Exercise aim: Skip all pictures, then print the remaining material exactly.

--- begin ---

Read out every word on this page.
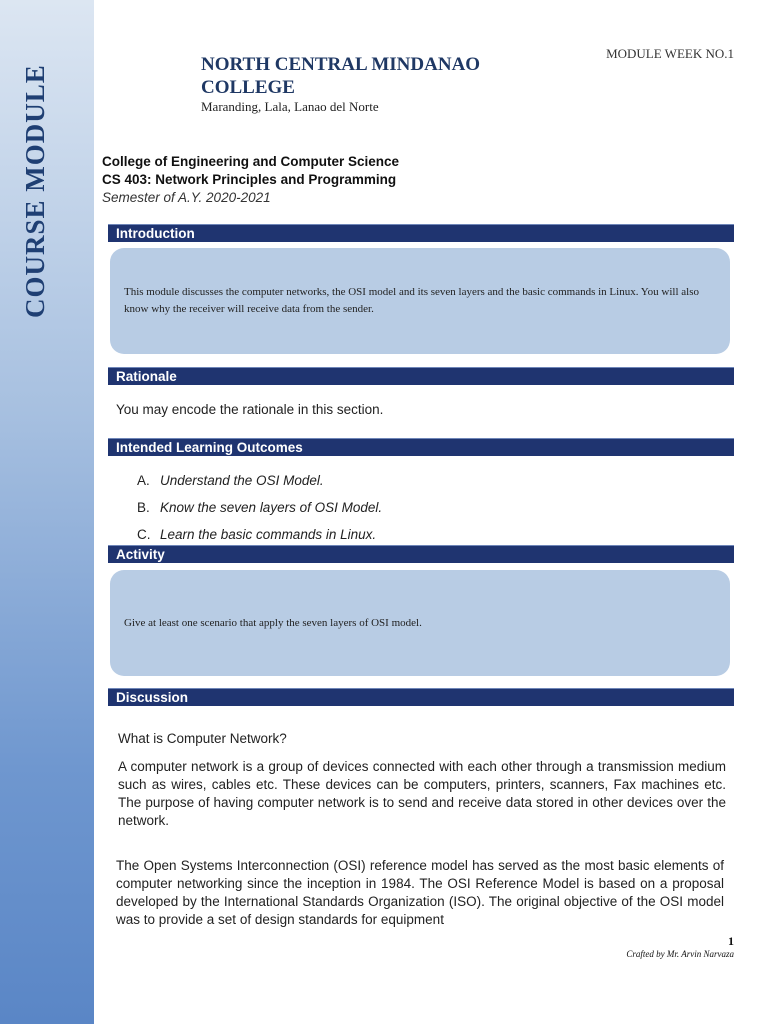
COURSE MODULE	NORTH CENTRAL MINDANAO COLLEGE
Maranding, Lala, Lanao del Norte
MODULE WEEK NO.1
College of Engineering and Computer Science
CS 403: Network Principles and Programming
Semester of A.Y. 2020-2021
Introduction
This module discusses the computer networks, the OSI model and its seven layers and the basic commands in Linux. You will also know why the receiver will receive data from the sender.
Rationale
You may encode the rationale in this section.
Intended Learning Outcomes
A. Understand the OSI Model.
B. Know the seven layers of OSI Model.
C. Learn the basic commands in Linux.
Activity
Give at least one scenario that apply the seven layers of OSI model.
Discussion
What is Computer Network?
A computer network is a group of devices connected with each other through a transmission medium such as wires, cables etc. These devices can be computers, printers, scanners, Fax machines etc. The purpose of having computer network is to send and receive data stored in other devices over the network.
The Open Systems Interconnection (OSI) reference model has served as the most basic elements of computer networking since the inception in 1984. The OSI Reference Model is based on a proposal developed by the International Standards Organization (ISO). The original objective of the OSI model was to provide a set of design standards for equipment
1
Crafted by Mr. Arvin Narvaza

--- end ---

Result for this exercise:
Read out every word on this page.
COURSE MODULE	NORTH CENTRAL MINDANAO COLLEGE
Maranding, Lala, Lanao del Norte
MODULE WEEK NO.1
College of Engineering and Computer Science
CS 403: Network Principles and Programming
Semester of A.Y. 2020-2021
Introduction
This module discusses the computer networks, the OSI model and its seven layers and the basic commands in Linux. You will also know why the receiver will receive data from the sender.
Rationale
You may encode the rationale in this section.
Intended Learning Outcomes
A. Understand the OSI Model.
B. Know the seven layers of OSI Model.
C. Learn the basic commands in Linux.
Activity
Give at least one scenario that apply the seven layers of OSI model.
Discussion
What is Computer Network?
A computer network is a group of devices connected with each other through a transmission medium such as wires, cables etc. These devices can be computers, printers, scanners, Fax machines etc. The purpose of having computer network is to send and receive data stored in other devices over the network.
The Open Systems Interconnection (OSI) reference model has served as the most basic elements of computer networking since the inception in 1984. The OSI Reference Model is based on a proposal developed by the International Standards Organization (ISO). The original objective of the OSI model was to provide a set of design standards for equipment
1
Crafted by Mr. Arvin Narvaza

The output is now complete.